START Stored data

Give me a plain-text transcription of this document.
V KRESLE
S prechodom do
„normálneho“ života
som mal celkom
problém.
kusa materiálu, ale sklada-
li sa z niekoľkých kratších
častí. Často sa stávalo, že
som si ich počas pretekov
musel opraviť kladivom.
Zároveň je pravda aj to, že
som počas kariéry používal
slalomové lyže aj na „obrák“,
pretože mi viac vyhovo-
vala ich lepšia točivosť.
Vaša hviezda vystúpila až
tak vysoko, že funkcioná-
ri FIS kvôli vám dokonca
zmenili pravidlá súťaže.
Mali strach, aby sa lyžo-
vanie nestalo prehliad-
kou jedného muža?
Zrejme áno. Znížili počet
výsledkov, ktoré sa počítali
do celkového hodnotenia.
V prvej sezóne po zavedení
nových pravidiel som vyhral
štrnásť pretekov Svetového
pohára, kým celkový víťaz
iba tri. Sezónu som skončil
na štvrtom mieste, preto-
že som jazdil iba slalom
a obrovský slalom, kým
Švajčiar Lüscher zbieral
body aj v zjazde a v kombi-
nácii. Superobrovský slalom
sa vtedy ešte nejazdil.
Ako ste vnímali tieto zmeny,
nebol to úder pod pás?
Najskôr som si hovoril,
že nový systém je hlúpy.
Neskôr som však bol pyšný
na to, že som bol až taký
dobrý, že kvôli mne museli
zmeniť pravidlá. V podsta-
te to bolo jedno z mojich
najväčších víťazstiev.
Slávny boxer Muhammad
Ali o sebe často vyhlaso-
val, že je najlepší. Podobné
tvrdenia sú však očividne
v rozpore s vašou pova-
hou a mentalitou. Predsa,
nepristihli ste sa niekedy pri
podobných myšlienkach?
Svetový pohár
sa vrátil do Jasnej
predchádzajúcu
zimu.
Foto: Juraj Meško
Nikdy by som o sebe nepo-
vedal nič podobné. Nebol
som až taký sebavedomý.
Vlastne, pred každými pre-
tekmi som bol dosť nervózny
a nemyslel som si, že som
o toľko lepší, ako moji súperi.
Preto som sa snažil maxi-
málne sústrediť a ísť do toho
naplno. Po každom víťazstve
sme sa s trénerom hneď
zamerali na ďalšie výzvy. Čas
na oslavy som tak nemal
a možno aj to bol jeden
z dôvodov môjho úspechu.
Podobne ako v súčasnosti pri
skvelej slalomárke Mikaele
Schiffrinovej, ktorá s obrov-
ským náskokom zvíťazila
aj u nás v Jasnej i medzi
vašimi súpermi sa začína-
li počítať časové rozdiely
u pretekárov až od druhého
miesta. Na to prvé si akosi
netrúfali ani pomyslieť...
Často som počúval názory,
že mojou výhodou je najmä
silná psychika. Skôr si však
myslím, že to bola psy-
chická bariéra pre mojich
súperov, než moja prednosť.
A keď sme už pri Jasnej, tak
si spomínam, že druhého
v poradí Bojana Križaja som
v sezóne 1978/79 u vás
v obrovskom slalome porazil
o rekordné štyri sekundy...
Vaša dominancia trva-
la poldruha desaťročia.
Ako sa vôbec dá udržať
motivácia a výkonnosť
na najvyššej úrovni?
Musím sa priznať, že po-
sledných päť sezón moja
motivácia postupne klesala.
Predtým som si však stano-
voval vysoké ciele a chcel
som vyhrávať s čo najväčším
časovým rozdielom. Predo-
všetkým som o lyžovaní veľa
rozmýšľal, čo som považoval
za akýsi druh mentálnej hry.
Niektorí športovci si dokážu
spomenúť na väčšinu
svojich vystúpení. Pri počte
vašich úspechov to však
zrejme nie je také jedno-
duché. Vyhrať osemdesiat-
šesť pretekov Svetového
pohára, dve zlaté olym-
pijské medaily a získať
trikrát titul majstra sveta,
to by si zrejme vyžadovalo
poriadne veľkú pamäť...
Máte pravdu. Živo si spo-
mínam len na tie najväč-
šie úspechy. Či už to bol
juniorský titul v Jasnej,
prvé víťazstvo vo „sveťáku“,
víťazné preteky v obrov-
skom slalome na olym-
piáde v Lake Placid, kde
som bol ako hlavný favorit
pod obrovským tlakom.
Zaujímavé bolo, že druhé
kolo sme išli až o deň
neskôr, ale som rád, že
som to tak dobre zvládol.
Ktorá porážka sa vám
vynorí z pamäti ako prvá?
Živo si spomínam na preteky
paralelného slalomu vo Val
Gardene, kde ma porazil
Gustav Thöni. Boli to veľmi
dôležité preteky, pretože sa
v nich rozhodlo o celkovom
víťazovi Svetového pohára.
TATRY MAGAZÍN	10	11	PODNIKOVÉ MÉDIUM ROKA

END Stored data

▶ Description of the task: Find and copy every line in the entries above where the string "spomínam" occurs.

▶ Task response:
si spomínam, že druhého
Živo si spomínam na preteky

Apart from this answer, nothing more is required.